What you should do
Transcribe every entry word for word, but skip the images.
==== Dataset entries
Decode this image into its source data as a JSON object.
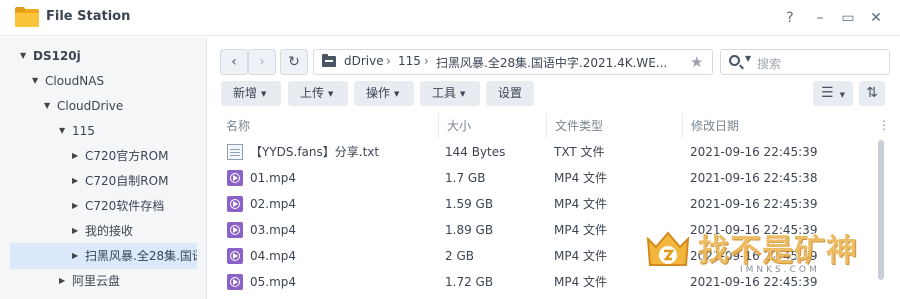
{
  "window": {
    "title": "File Station",
    "help": "?",
    "minimize": "–",
    "maximize": "▭",
    "close": "✕"
  },
  "sidebar": {
    "items": [
      {
        "label": "DS120j",
        "arrow": "▼"
      },
      {
        "label": "CloudNAS",
        "arrow": "▼"
      },
      {
        "label": "CloudDrive",
        "arrow": "▼"
      },
      {
        "label": "115",
        "arrow": "▼"
      },
      {
        "label": "C720官方ROM",
        "arrow": "▶"
      },
      {
        "label": "C720自制ROM",
        "arrow": "▶"
      },
      {
        "label": "C720软件存档",
        "arrow": "▶"
      },
      {
        "label": "我的接收",
        "arrow": "▶"
      },
      {
        "label": "扫黑风暴.全28集.国语",
        "arrow": "▶"
      },
      {
        "label": "阿里云盘",
        "arrow": "▶"
      }
    ]
  },
  "nav": {
    "back": "‹",
    "forward": "›",
    "refresh": "↻"
  },
  "path": {
    "crumbs": [
      "dDrive",
      "115",
      "扫黑风暴.全28集.国语中字.2021.4K.WE..."
    ],
    "separator": "›"
  },
  "search": {
    "placeholder": "搜索"
  },
  "toolbar": {
    "create": "新增",
    "upload": "上传",
    "action": "操作",
    "tools": "工具",
    "settings": "设置"
  },
  "table": {
    "columns": [
      "名称",
      "大小",
      "文件类型",
      "修改日期"
    ],
    "rows": [
      {
        "name": "【YYDS.fans】分享.txt",
        "size": "144 Bytes",
        "type": "TXT 文件",
        "date": "2021-09-16 22:45:39",
        "icon": "txt-file-icon"
      },
      {
        "name": "01.mp4",
        "size": "1.7 GB",
        "type": "MP4 文件",
        "date": "2021-09-16 22:45:38",
        "icon": "video-file-icon"
      },
      {
        "name": "02.mp4",
        "size": "1.59 GB",
        "type": "MP4 文件",
        "date": "2021-09-16 22:45:39",
        "icon": "video-file-icon"
      },
      {
        "name": "03.mp4",
        "size": "1.89 GB",
        "type": "MP4 文件",
        "date": "2021-09-16 22:45:39",
        "icon": "video-file-icon"
      },
      {
        "name": "04.mp4",
        "size": "2 GB",
        "type": "MP4 文件",
        "date": "2021-09-16 22:45:39",
        "icon": "video-file-icon"
      },
      {
        "name": "05.mp4",
        "size": "1.72 GB",
        "type": "MP4 文件",
        "date": "2021-09-16 22:45:39",
        "icon": "video-file-icon"
      }
    ]
  },
  "watermark": {
    "text": "找不是矿神",
    "url": "IMNKS.COM"
  },
  "colors": {
    "selected": "#dbe9fa",
    "mp4_icon": "#8b62c9",
    "folder": "#fbc43a"
  }
}
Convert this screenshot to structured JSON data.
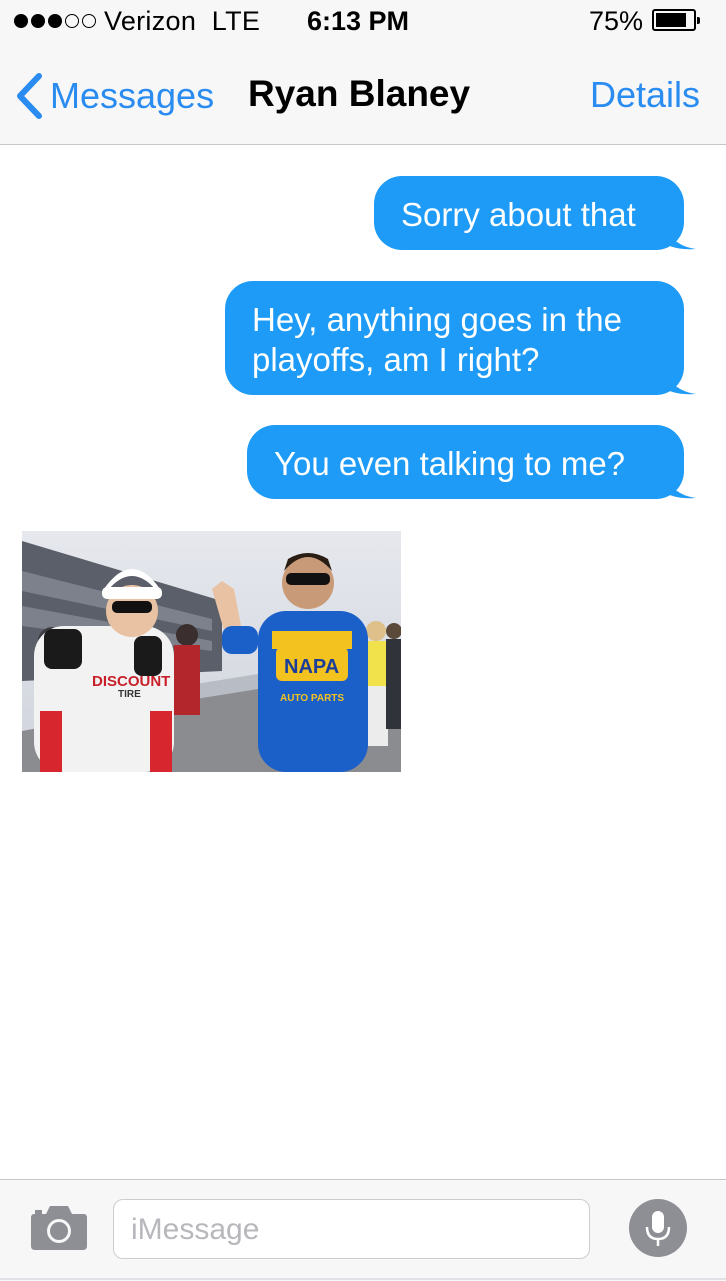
{
  "status_bar": {
    "carrier": "Verizon",
    "network": "LTE",
    "time": "6:13 PM",
    "battery_percent": "75%",
    "battery_level": 0.75,
    "signal_bars_filled": 3,
    "signal_bars_total": 5
  },
  "nav": {
    "back_label": "Messages",
    "contact_name": "Ryan Blaney",
    "details_label": "Details"
  },
  "messages": [
    {
      "direction": "sent",
      "text": "Sorry about that"
    },
    {
      "direction": "sent",
      "lines": [
        "Hey, anything goes in the",
        "playoffs, am I right?"
      ]
    },
    {
      "direction": "sent",
      "text": "You even talking to me?"
    },
    {
      "direction": "received",
      "type": "photo",
      "visible_text": {
        "left_suit_brand": "DISCOUNT",
        "left_suit_sub": "TIRE",
        "right_suit_brand": "NAPA",
        "right_suit_sub": "AUTO PARTS"
      }
    }
  ],
  "input": {
    "placeholder": "iMessage"
  },
  "icons": {
    "back": "chevron-left-icon",
    "camera": "camera-icon",
    "mic": "microphone-icon",
    "battery": "battery-icon",
    "signal": "signal-dots-icon"
  },
  "colors": {
    "accent": "#2a8cf0",
    "bubble_sent": "#1d9bf6",
    "bar_background": "#f7f7f8"
  }
}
========
Solution below
Decode this image into its source data as a JSON object.
{
  "window": {
    "title": "File Station",
    "help": "?",
    "minimize": "–",
    "maximize": "▭",
    "close": "✕"
  },
  "sidebar": {
    "items": [
      {
        "label": "DS120j",
        "arrow": "▼"
      },
      {
        "label": "CloudNAS",
        "arrow": "▼"
      },
      {
        "label": "CloudDrive",
        "arrow": "▼"
      },
      {
        "label": "115",
        "arrow": "▼"
      },
      {
        "label": "C720官方ROM",
        "arrow": "▶"
      },
      {
        "label": "C720自制ROM",
        "arrow": "▶"
      },
      {
        "label": "C720软件存档",
        "arrow": "▶"
      },
      {
        "label": "我的接收",
        "arrow": "▶"
      },
      {
        "label": "扫黑风暴.全28集.国语",
        "arrow": "▶"
      },
      {
        "label": "阿里云盘",
        "arrow": "▶"
      }
    ]
  },
  "nav": {
    "back": "‹",
    "forward": "›",
    "refresh": "↻"
  },
  "path": {
    "crumbs": [
      "dDrive",
      "115",
      "扫黑风暴.全28集.国语中字.2021.4K.WE..."
    ],
    "separator": "›"
  },
  "search": {
    "placeholder": "搜索"
  },
  "toolbar": {
    "create": "新增",
    "upload": "上传",
    "action": "操作",
    "tools": "工具",
    "settings": "设置"
  },
  "table": {
    "columns": [
      "名称",
      "大小",
      "文件类型",
      "修改日期"
    ],
    "rows": [
      {
        "name": "【YYDS.fans】分享.txt",
        "size": "144 Bytes",
        "type": "TXT 文件",
        "date": "2021-09-16 22:45:39",
        "icon": "txt-file-icon"
      },
      {
        "name": "01.mp4",
        "size": "1.7 GB",
        "type": "MP4 文件",
        "date": "2021-09-16 22:45:38",
        "icon": "video-file-icon"
      },
      {
        "name": "02.mp4",
        "size": "1.59 GB",
        "type": "MP4 文件",
        "date": "2021-09-16 22:45:39",
        "icon": "video-file-icon"
      },
      {
        "name": "03.mp4",
        "size": "1.89 GB",
        "type": "MP4 文件",
        "date": "2021-09-16 22:45:39",
        "icon": "video-file-icon"
      },
      {
        "name": "04.mp4",
        "size": "2 GB",
        "type": "MP4 文件",
        "date": "2021-09-16 22:45:39",
        "icon": "video-file-icon"
      },
      {
        "name": "05.mp4",
        "size": "1.72 GB",
        "type": "MP4 文件",
        "date": "2021-09-16 22:45:39",
        "icon": "video-file-icon"
      }
    ]
  },
  "watermark": {
    "text": "找不是矿神",
    "url": "IMNKS.COM"
  },
  "colors": {
    "selected": "#dbe9fa",
    "mp4_icon": "#8b62c9",
    "folder": "#fbc43a"
  }
}
Convert this screenshot to structured JSON data.
{
  "status_bar": {
    "carrier": "Verizon",
    "network": "LTE",
    "time": "6:13 PM",
    "battery_percent": "75%",
    "battery_level": 0.75,
    "signal_bars_filled": 3,
    "signal_bars_total": 5
  },
  "nav": {
    "back_label": "Messages",
    "contact_name": "Ryan Blaney",
    "details_label": "Details"
  },
  "messages": [
    {
      "direction": "sent",
      "text": "Sorry about that"
    },
    {
      "direction": "sent",
      "lines": [
        "Hey, anything goes in the",
        "playoffs, am I right?"
      ]
    },
    {
      "direction": "sent",
      "text": "You even talking to me?"
    },
    {
      "direction": "received",
      "type": "photo",
      "visible_text": {
        "left_suit_brand": "DISCOUNT",
        "left_suit_sub": "TIRE",
        "right_suit_brand": "NAPA",
        "right_suit_sub": "AUTO PARTS"
      }
    }
  ],
  "input": {
    "placeholder": "iMessage"
  },
  "icons": {
    "back": "chevron-left-icon",
    "camera": "camera-icon",
    "mic": "microphone-icon",
    "battery": "battery-icon",
    "signal": "signal-dots-icon"
  },
  "colors": {
    "accent": "#2a8cf0",
    "bubble_sent": "#1d9bf6",
    "bar_background": "#f7f7f8"
  }
}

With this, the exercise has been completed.